Look through the material and copy each line holding "name".

◆ **DATA LINES**
§
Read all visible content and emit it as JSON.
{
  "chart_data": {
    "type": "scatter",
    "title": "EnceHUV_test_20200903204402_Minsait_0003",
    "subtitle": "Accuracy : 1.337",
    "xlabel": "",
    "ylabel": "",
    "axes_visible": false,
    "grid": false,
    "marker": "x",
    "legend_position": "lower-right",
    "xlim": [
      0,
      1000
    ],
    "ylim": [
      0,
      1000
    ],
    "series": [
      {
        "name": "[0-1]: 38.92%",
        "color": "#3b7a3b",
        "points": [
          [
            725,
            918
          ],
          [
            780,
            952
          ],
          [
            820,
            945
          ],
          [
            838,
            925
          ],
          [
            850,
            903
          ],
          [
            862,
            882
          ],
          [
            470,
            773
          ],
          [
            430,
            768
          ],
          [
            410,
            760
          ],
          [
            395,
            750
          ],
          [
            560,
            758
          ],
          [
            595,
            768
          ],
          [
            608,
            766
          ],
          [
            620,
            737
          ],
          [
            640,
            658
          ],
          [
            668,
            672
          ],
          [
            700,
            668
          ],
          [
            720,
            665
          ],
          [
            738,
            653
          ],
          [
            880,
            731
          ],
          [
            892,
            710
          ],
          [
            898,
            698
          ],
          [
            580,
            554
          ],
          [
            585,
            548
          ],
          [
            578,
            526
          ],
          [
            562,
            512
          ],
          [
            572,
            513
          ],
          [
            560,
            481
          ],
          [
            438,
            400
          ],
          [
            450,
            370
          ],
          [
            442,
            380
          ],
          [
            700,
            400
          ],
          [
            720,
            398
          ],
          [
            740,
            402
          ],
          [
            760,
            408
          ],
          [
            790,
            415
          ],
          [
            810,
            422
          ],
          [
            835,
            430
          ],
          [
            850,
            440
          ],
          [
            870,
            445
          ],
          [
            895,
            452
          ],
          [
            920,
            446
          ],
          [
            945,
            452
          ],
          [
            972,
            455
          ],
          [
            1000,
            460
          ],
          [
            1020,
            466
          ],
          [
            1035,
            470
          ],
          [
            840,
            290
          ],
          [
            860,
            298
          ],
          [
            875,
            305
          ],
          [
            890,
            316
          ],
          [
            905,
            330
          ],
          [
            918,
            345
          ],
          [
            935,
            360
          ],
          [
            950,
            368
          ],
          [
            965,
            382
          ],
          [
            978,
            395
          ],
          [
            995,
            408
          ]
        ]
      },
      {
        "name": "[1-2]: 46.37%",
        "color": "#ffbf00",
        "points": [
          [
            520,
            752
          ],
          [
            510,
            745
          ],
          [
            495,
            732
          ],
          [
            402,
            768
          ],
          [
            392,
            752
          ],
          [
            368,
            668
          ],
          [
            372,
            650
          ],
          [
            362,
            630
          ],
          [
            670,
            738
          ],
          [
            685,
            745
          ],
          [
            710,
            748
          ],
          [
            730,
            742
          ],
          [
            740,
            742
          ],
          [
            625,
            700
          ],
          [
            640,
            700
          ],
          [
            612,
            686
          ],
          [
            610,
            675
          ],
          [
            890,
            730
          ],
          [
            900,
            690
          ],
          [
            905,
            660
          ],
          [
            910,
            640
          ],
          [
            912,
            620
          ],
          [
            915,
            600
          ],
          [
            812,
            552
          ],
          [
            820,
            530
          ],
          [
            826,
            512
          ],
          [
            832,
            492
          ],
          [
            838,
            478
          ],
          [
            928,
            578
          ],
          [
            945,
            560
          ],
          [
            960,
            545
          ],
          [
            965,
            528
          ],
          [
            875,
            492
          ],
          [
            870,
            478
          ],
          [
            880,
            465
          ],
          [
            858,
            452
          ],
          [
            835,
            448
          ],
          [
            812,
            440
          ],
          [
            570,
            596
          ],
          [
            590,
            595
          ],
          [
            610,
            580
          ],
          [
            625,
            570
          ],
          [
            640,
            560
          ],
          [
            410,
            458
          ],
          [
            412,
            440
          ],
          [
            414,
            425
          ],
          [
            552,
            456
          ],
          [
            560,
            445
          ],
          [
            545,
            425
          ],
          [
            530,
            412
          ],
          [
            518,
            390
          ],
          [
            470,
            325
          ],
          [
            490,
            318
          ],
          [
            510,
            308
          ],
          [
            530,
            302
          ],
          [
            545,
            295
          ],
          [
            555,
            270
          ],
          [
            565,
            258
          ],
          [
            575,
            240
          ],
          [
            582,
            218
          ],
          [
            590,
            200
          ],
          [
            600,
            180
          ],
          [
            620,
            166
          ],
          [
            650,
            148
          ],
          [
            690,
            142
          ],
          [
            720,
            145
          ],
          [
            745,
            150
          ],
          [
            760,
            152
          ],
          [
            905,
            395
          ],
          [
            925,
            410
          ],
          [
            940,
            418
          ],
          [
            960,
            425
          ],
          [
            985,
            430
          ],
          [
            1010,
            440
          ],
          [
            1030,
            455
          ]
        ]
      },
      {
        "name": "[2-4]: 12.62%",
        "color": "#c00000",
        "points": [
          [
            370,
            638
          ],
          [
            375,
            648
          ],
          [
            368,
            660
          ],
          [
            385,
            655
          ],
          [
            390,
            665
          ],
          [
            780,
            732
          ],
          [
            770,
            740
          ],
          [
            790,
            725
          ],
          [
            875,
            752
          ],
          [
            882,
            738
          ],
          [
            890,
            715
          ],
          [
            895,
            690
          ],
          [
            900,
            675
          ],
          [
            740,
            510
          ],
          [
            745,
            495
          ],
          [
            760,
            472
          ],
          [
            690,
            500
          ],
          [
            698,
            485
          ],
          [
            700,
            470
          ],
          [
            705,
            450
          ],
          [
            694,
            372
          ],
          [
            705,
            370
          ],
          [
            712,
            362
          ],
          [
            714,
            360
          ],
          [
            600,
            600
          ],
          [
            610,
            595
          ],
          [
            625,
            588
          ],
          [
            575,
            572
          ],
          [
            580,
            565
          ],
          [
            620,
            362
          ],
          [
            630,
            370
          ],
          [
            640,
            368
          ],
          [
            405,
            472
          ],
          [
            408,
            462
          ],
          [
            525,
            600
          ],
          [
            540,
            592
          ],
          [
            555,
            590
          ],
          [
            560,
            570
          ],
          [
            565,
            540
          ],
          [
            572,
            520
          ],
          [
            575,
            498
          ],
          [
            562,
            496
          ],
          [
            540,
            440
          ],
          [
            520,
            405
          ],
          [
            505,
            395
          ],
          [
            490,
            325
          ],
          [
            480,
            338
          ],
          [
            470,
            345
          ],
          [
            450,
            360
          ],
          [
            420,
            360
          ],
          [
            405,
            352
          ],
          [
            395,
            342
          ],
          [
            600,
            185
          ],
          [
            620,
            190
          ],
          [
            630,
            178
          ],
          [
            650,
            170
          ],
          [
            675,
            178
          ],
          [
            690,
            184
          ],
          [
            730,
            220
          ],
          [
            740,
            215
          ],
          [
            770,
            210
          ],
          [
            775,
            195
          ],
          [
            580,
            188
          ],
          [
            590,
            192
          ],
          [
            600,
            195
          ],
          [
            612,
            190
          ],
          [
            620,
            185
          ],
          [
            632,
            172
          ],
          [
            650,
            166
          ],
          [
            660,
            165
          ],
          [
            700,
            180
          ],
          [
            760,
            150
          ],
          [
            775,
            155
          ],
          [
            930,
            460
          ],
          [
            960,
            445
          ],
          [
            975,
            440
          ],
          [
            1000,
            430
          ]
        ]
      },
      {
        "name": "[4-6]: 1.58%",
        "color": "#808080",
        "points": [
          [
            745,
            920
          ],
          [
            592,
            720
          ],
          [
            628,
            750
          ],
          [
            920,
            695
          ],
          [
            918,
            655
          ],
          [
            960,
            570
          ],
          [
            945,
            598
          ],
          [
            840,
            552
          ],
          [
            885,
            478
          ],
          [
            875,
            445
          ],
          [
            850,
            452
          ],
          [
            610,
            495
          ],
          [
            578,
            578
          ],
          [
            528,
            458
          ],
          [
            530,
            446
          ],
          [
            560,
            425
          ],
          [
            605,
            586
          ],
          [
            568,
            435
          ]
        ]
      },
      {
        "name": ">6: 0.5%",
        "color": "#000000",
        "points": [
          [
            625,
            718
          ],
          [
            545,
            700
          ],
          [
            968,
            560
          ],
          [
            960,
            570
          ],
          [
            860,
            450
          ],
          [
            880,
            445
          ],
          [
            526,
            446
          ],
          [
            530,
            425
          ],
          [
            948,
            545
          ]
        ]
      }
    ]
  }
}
§
◆ **RESULT BELOW**
        "name": "[0-1]: 38.92%",
        "name": "[1-2]: 46.37%",
        "name": "[2-4]: 12.62%",
        "name": "[4-6]: 1.58%",
        "name": ">6: 0.5%",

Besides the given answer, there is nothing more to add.